* Aim of the task *
Copy each entry as it stands, leaving nothing out.

§ §

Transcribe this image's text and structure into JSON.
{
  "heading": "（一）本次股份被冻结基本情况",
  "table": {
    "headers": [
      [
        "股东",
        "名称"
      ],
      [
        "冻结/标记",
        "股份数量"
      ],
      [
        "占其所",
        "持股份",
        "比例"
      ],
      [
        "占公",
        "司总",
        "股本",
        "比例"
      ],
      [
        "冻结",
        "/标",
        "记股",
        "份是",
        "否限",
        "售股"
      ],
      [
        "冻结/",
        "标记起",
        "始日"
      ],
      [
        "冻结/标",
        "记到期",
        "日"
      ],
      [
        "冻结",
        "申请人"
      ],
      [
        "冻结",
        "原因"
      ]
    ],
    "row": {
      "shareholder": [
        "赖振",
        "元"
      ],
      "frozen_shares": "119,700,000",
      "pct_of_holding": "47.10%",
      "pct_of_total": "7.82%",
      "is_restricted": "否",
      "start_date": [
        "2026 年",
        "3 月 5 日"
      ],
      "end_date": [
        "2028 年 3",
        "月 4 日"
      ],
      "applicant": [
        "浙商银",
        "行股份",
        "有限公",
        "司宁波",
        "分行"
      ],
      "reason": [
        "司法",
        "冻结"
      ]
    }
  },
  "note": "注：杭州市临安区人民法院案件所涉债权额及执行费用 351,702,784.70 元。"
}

§ §

* Solved problem *
Transcribe this image's text and structure into JSON.
{
  "heading": "（一）本次股份被冻结基本情况",
  "table": {
    "headers": [
      [
        "股东",
        "名称"
      ],
      [
        "冻结/标记",
        "股份数量"
      ],
      [
        "占其所",
        "持股份",
        "比例"
      ],
      [
        "占公",
        "司总",
        "股本",
        "比例"
      ],
      [
        "冻结",
        "/标",
        "记股",
        "份是",
        "否限",
        "售股"
      ],
      [
        "冻结/",
        "标记起",
        "始日"
      ],
      [
        "冻结/标",
        "记到期",
        "日"
      ],
      [
        "冻结",
        "申请人"
      ],
      [
        "冻结",
        "原因"
      ]
    ],
    "row": {
      "shareholder": [
        "赖振",
        "元"
      ],
      "frozen_shares": "119,700,000",
      "pct_of_holding": "47.10%",
      "pct_of_total": "7.82%",
      "is_restricted": "否",
      "start_date": [
        "2026 年",
        "3 月 5 日"
      ],
      "end_date": [
        "2028 年 3",
        "月 4 日"
      ],
      "applicant": [
        "浙商银",
        "行股份",
        "有限公",
        "司宁波",
        "分行"
      ],
      "reason": [
        "司法",
        "冻结"
      ]
    }
  },
  "note": "注：杭州市临安区人民法院案件所涉债权额及执行费用 351,702,784.70 元。"
}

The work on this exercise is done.